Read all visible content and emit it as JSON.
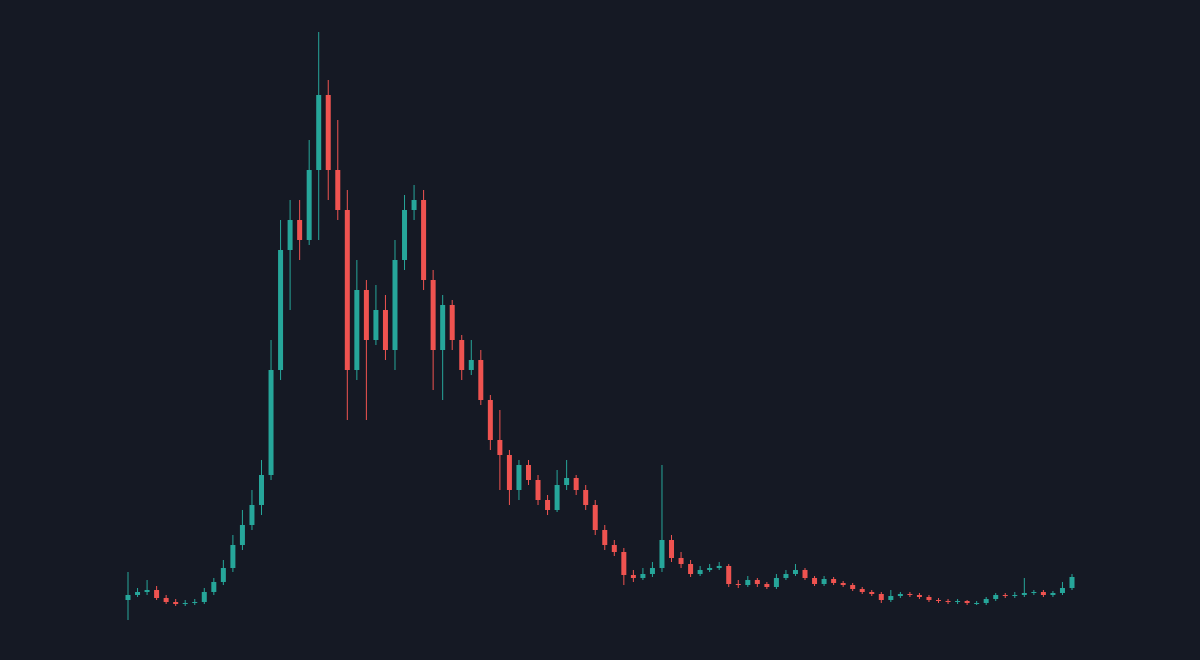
{
  "chart_data": {
    "type": "candlestick",
    "up_color": "#26a69a",
    "down_color": "#ef5350",
    "ylim": [
      0,
      640
    ],
    "open": [
      40,
      45,
      48,
      50,
      42,
      38,
      36,
      37,
      38,
      48,
      58,
      72,
      95,
      115,
      135,
      165,
      270,
      390,
      420,
      400,
      470,
      545,
      470,
      430,
      270,
      350,
      300,
      330,
      290,
      380,
      430,
      440,
      360,
      290,
      335,
      300,
      270,
      280,
      240,
      200,
      185,
      150,
      175,
      160,
      140,
      130,
      155,
      162,
      150,
      135,
      110,
      95,
      88,
      65,
      62,
      66,
      72,
      100,
      82,
      76,
      66,
      70,
      72,
      74,
      56,
      55,
      60,
      56,
      53,
      62,
      66,
      70,
      62,
      56,
      61,
      57,
      55,
      51,
      48,
      46,
      40,
      44,
      46,
      45,
      43,
      40,
      39,
      38,
      39,
      37,
      37,
      41,
      45,
      44,
      45,
      47,
      48,
      45,
      47,
      52
    ],
    "high": [
      68,
      52,
      60,
      54,
      45,
      41,
      40,
      41,
      52,
      62,
      80,
      105,
      130,
      150,
      180,
      300,
      420,
      440,
      440,
      500,
      608,
      560,
      520,
      450,
      380,
      360,
      355,
      345,
      400,
      445,
      455,
      450,
      370,
      345,
      340,
      305,
      300,
      290,
      245,
      230,
      190,
      180,
      180,
      165,
      145,
      170,
      180,
      165,
      155,
      140,
      115,
      100,
      92,
      70,
      72,
      78,
      175,
      105,
      88,
      80,
      74,
      76,
      78,
      76,
      60,
      64,
      62,
      58,
      66,
      70,
      76,
      72,
      64,
      64,
      63,
      59,
      57,
      53,
      50,
      48,
      50,
      48,
      48,
      47,
      45,
      42,
      41,
      41,
      40,
      39,
      43,
      47,
      47,
      48,
      62,
      50,
      50,
      49,
      58,
      66
    ],
    "low": [
      20,
      43,
      45,
      40,
      36,
      34,
      34,
      35,
      36,
      45,
      55,
      68,
      90,
      110,
      125,
      160,
      260,
      330,
      380,
      395,
      400,
      440,
      420,
      220,
      260,
      220,
      295,
      280,
      270,
      370,
      420,
      350,
      250,
      240,
      290,
      260,
      265,
      235,
      190,
      150,
      135,
      140,
      155,
      135,
      125,
      128,
      150,
      145,
      130,
      105,
      90,
      84,
      55,
      58,
      60,
      63,
      68,
      78,
      72,
      63,
      64,
      68,
      70,
      53,
      52,
      53,
      53,
      51,
      51,
      60,
      64,
      60,
      54,
      54,
      55,
      53,
      49,
      46,
      44,
      37,
      38,
      42,
      43,
      41,
      38,
      37,
      36,
      36,
      35,
      35,
      35,
      39,
      42,
      42,
      43,
      45,
      43,
      43,
      45,
      50
    ],
    "close": [
      45,
      48,
      50,
      42,
      38,
      36,
      37,
      38,
      48,
      58,
      72,
      95,
      115,
      135,
      165,
      270,
      390,
      420,
      400,
      470,
      545,
      470,
      430,
      270,
      350,
      300,
      330,
      290,
      380,
      430,
      440,
      360,
      290,
      335,
      300,
      270,
      280,
      240,
      200,
      185,
      150,
      175,
      160,
      140,
      130,
      155,
      162,
      150,
      135,
      110,
      95,
      88,
      65,
      62,
      66,
      72,
      100,
      82,
      76,
      66,
      70,
      72,
      74,
      56,
      55,
      60,
      56,
      53,
      62,
      66,
      70,
      62,
      56,
      61,
      57,
      55,
      51,
      48,
      46,
      40,
      44,
      46,
      45,
      43,
      40,
      39,
      38,
      39,
      37,
      37,
      41,
      45,
      44,
      45,
      47,
      48,
      45,
      47,
      52,
      63
    ]
  }
}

◆ ◆ ◆

▸ Task objective
Omit each picture, then return all of the listing exactly as it stands.

▸ Complete answer
Read all visible content and emit it as JSON.
{
  "chart_data": {
    "type": "candlestick",
    "up_color": "#26a69a",
    "down_color": "#ef5350",
    "ylim": [
      0,
      640
    ],
    "open": [
      40,
      45,
      48,
      50,
      42,
      38,
      36,
      37,
      38,
      48,
      58,
      72,
      95,
      115,
      135,
      165,
      270,
      390,
      420,
      400,
      470,
      545,
      470,
      430,
      270,
      350,
      300,
      330,
      290,
      380,
      430,
      440,
      360,
      290,
      335,
      300,
      270,
      280,
      240,
      200,
      185,
      150,
      175,
      160,
      140,
      130,
      155,
      162,
      150,
      135,
      110,
      95,
      88,
      65,
      62,
      66,
      72,
      100,
      82,
      76,
      66,
      70,
      72,
      74,
      56,
      55,
      60,
      56,
      53,
      62,
      66,
      70,
      62,
      56,
      61,
      57,
      55,
      51,
      48,
      46,
      40,
      44,
      46,
      45,
      43,
      40,
      39,
      38,
      39,
      37,
      37,
      41,
      45,
      44,
      45,
      47,
      48,
      45,
      47,
      52
    ],
    "high": [
      68,
      52,
      60,
      54,
      45,
      41,
      40,
      41,
      52,
      62,
      80,
      105,
      130,
      150,
      180,
      300,
      420,
      440,
      440,
      500,
      608,
      560,
      520,
      450,
      380,
      360,
      355,
      345,
      400,
      445,
      455,
      450,
      370,
      345,
      340,
      305,
      300,
      290,
      245,
      230,
      190,
      180,
      180,
      165,
      145,
      170,
      180,
      165,
      155,
      140,
      115,
      100,
      92,
      70,
      72,
      78,
      175,
      105,
      88,
      80,
      74,
      76,
      78,
      76,
      60,
      64,
      62,
      58,
      66,
      70,
      76,
      72,
      64,
      64,
      63,
      59,
      57,
      53,
      50,
      48,
      50,
      48,
      48,
      47,
      45,
      42,
      41,
      41,
      40,
      39,
      43,
      47,
      47,
      48,
      62,
      50,
      50,
      49,
      58,
      66
    ],
    "low": [
      20,
      43,
      45,
      40,
      36,
      34,
      34,
      35,
      36,
      45,
      55,
      68,
      90,
      110,
      125,
      160,
      260,
      330,
      380,
      395,
      400,
      440,
      420,
      220,
      260,
      220,
      295,
      280,
      270,
      370,
      420,
      350,
      250,
      240,
      290,
      260,
      265,
      235,
      190,
      150,
      135,
      140,
      155,
      135,
      125,
      128,
      150,
      145,
      130,
      105,
      90,
      84,
      55,
      58,
      60,
      63,
      68,
      78,
      72,
      63,
      64,
      68,
      70,
      53,
      52,
      53,
      53,
      51,
      51,
      60,
      64,
      60,
      54,
      54,
      55,
      53,
      49,
      46,
      44,
      37,
      38,
      42,
      43,
      41,
      38,
      37,
      36,
      36,
      35,
      35,
      35,
      39,
      42,
      42,
      43,
      45,
      43,
      43,
      45,
      50
    ],
    "close": [
      45,
      48,
      50,
      42,
      38,
      36,
      37,
      38,
      48,
      58,
      72,
      95,
      115,
      135,
      165,
      270,
      390,
      420,
      400,
      470,
      545,
      470,
      430,
      270,
      350,
      300,
      330,
      290,
      380,
      430,
      440,
      360,
      290,
      335,
      300,
      270,
      280,
      240,
      200,
      185,
      150,
      175,
      160,
      140,
      130,
      155,
      162,
      150,
      135,
      110,
      95,
      88,
      65,
      62,
      66,
      72,
      100,
      82,
      76,
      66,
      70,
      72,
      74,
      56,
      55,
      60,
      56,
      53,
      62,
      66,
      70,
      62,
      56,
      61,
      57,
      55,
      51,
      48,
      46,
      40,
      44,
      46,
      45,
      43,
      40,
      39,
      38,
      39,
      37,
      37,
      41,
      45,
      44,
      45,
      47,
      48,
      45,
      47,
      52,
      63
    ]
  }
}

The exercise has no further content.